= Dataset =
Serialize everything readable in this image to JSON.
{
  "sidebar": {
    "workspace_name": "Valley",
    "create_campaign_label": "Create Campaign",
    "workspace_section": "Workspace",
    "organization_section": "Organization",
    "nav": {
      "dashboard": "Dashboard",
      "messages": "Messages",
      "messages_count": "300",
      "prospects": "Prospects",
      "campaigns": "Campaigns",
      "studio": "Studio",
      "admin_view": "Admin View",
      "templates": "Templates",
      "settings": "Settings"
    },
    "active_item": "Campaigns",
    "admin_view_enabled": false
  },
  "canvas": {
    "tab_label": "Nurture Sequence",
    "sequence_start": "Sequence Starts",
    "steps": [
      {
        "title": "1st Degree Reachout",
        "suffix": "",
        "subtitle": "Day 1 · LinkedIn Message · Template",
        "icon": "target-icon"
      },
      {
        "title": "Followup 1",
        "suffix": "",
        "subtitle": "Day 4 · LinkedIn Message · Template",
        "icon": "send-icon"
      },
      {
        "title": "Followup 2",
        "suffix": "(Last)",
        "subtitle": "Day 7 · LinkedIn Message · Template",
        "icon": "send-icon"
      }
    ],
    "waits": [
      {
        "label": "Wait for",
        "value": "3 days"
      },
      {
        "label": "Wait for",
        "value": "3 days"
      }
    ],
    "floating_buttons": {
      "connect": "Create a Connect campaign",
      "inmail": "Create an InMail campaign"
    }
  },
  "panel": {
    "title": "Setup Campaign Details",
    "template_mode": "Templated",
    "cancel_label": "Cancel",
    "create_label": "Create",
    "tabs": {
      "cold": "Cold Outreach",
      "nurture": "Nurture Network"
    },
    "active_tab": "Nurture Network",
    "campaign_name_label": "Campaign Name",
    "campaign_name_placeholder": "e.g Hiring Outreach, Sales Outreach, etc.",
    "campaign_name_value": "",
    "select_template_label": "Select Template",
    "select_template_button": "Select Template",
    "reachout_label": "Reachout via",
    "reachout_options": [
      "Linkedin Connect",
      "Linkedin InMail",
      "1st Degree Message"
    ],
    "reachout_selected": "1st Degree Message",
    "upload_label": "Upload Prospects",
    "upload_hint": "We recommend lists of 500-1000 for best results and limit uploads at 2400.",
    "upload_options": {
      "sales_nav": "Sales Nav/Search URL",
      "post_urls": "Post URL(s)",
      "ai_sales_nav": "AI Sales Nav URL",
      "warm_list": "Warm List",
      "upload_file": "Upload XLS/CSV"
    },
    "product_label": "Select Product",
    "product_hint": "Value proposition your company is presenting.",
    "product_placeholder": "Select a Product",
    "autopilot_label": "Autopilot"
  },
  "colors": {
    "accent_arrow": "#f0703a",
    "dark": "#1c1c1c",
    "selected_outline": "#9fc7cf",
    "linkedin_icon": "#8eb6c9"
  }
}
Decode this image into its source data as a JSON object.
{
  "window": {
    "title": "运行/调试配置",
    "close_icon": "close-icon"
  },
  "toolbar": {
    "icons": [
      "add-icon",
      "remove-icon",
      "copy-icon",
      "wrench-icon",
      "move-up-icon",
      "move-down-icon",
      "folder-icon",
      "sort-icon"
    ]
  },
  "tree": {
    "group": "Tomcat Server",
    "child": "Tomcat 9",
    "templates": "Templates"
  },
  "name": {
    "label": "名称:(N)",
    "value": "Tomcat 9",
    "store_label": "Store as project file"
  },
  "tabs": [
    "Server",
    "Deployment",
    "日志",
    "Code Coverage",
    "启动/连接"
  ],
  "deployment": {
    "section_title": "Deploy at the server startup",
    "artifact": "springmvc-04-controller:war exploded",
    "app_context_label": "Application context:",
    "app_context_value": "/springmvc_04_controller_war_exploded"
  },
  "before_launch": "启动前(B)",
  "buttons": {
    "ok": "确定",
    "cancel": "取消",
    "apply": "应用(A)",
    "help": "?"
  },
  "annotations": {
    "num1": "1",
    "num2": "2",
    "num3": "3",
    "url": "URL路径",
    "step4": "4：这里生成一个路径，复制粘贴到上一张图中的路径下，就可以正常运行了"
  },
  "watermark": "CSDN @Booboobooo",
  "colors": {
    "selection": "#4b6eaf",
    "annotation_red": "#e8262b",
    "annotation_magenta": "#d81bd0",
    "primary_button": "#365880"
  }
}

= Task =
Reproduce, exactly and with nothing added, the lines from the one that includes "Decode this image" through the last line of the material.

= The answer =
Decode this image into its source data as a JSON object.
{
  "window": {
    "title": "运行/调试配置",
    "close_icon": "close-icon"
  },
  "toolbar": {
    "icons": [
      "add-icon",
      "remove-icon",
      "copy-icon",
      "wrench-icon",
      "move-up-icon",
      "move-down-icon",
      "folder-icon",
      "sort-icon"
    ]
  },
  "tree": {
    "group": "Tomcat Server",
    "child": "Tomcat 9",
    "templates": "Templates"
  },
  "name": {
    "label": "名称:(N)",
    "value": "Tomcat 9",
    "store_label": "Store as project file"
  },
  "tabs": [
    "Server",
    "Deployment",
    "日志",
    "Code Coverage",
    "启动/连接"
  ],
  "deployment": {
    "section_title": "Deploy at the server startup",
    "artifact": "springmvc-04-controller:war exploded",
    "app_context_label": "Application context:",
    "app_context_value": "/springmvc_04_controller_war_exploded"
  },
  "before_launch": "启动前(B)",
  "buttons": {
    "ok": "确定",
    "cancel": "取消",
    "apply": "应用(A)",
    "help": "?"
  },
  "annotations": {
    "num1": "1",
    "num2": "2",
    "num3": "3",
    "url": "URL路径",
    "step4": "4：这里生成一个路径，复制粘贴到上一张图中的路径下，就可以正常运行了"
  },
  "watermark": "CSDN @Booboobooo",
  "colors": {
    "selection": "#4b6eaf",
    "annotation_red": "#e8262b",
    "annotation_magenta": "#d81bd0",
    "primary_button": "#365880"
  }
}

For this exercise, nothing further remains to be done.